The input:
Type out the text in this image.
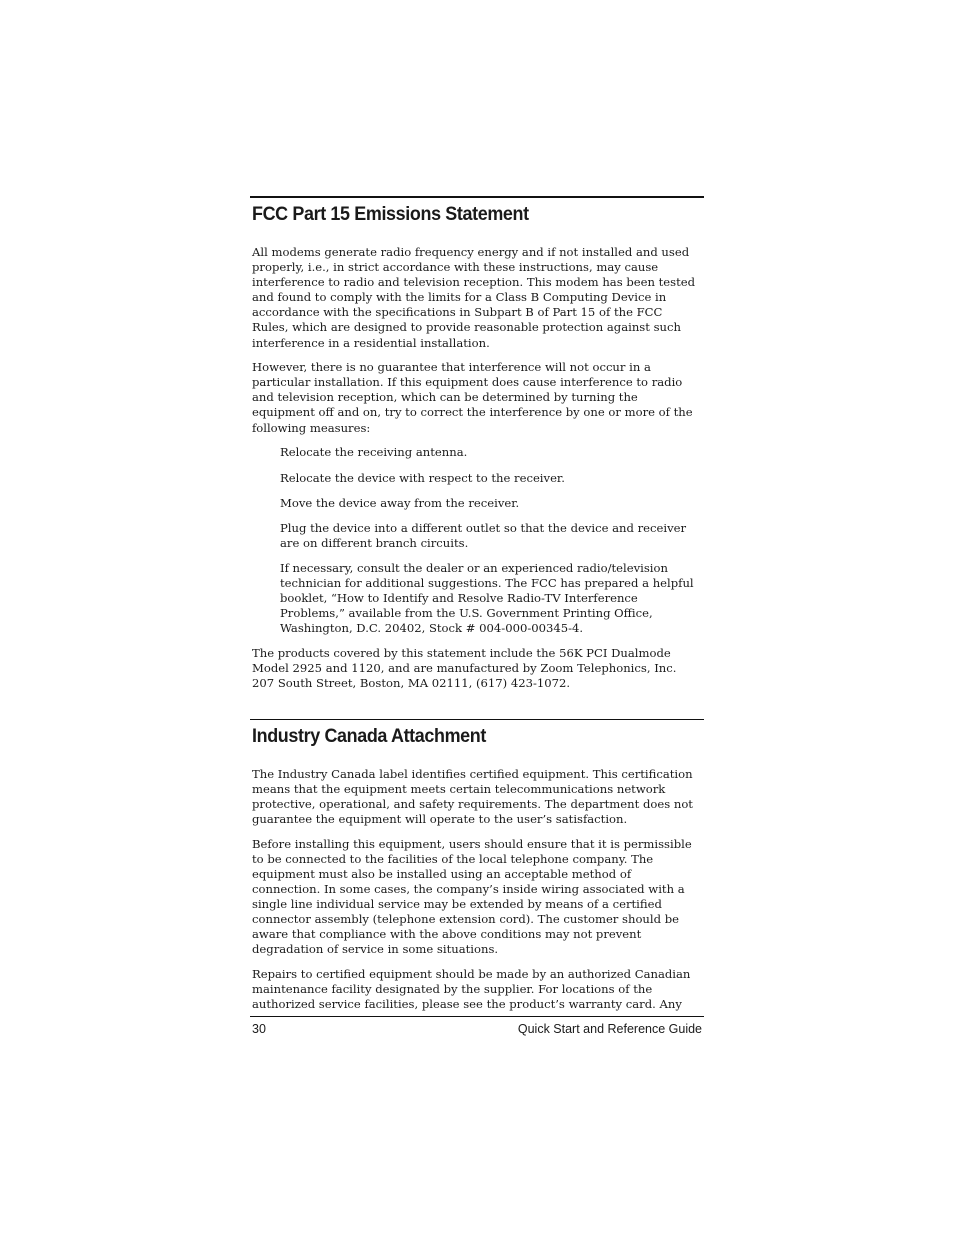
FCC Part 15 Emissions Statement

All modems generate radio frequency energy and if not installed and used properly, i.e., in strict accordance with these instructions, may cause interference to radio and television reception. This modem has been tested and found to comply with the limits for a Class B Computing Device in accordance with the specifications in Subpart B of Part 15 of the FCC Rules, which are designed to provide reasonable protection against such interference in a residential installation.

However, there is no guarantee that interference will not occur in a particular installation. If this equipment does cause interference to radio and television reception, which can be determined by turning the equipment off and on, try to correct the interference by one or more of the following measures:

Relocate the receiving antenna.

Relocate the device with respect to the receiver.

Move the device away from the receiver.

Plug the device into a different outlet so that the device and receiver are on different branch circuits.

If necessary, consult the dealer or an experienced radio/television technician for additional suggestions. The FCC has prepared a helpful booklet, “How to Identify and Resolve Radio-TV Interference Problems,” available from the U.S. Government Printing Office, Washington, D.C. 20402, Stock # 004-000-00345-4.

The products covered by this statement include the 56K PCI Dualmode Model 2925 and 1120, and are manufactured by Zoom Telephonics, Inc. 207 South Street, Boston, MA 02111, (617) 423-1072.

Industry Canada Attachment

The Industry Canada label identifies certified equipment. This certification means that the equipment meets certain telecommunications network protective, operational, and safety requirements. The department does not guarantee the equipment will operate to the user’s satisfaction.

Before installing this equipment, users should ensure that it is permissible to be connected to the facilities of the local telephone company. The equipment must also be installed using an acceptable method of connection. In some cases, the company’s inside wiring associated with a single line individual service may be extended by means of a certified connector assembly (telephone extension cord). The customer should be aware that compliance with the above conditions may not prevent degradation of service in some situations.

Repairs to certified equipment should be made by an authorized Canadian maintenance facility designated by the supplier. For locations of the authorized service facilities, please see the product’s warranty card. Any

30	Quick Start and Reference Guide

Task: Go through the data and gather every line that holds "facilities".

Final answer:
Before installing this equipment, users should ensure that it is permissible to be connected to the facilities of the local telephone company. The equipment must also be installed using an acceptable method of connection. In some cases, the company’s inside wiring associated with a single line individual service may be extended by means of a certified connector assembly (telephone extension cord). The customer should be aware that compliance with the above conditions may not prevent degradation of service in some situations.
Repairs to certified equipment should be made by an authorized Canadian maintenance facility designated by the supplier. For locations of the authorized service facilities, please see the product’s warranty card. Any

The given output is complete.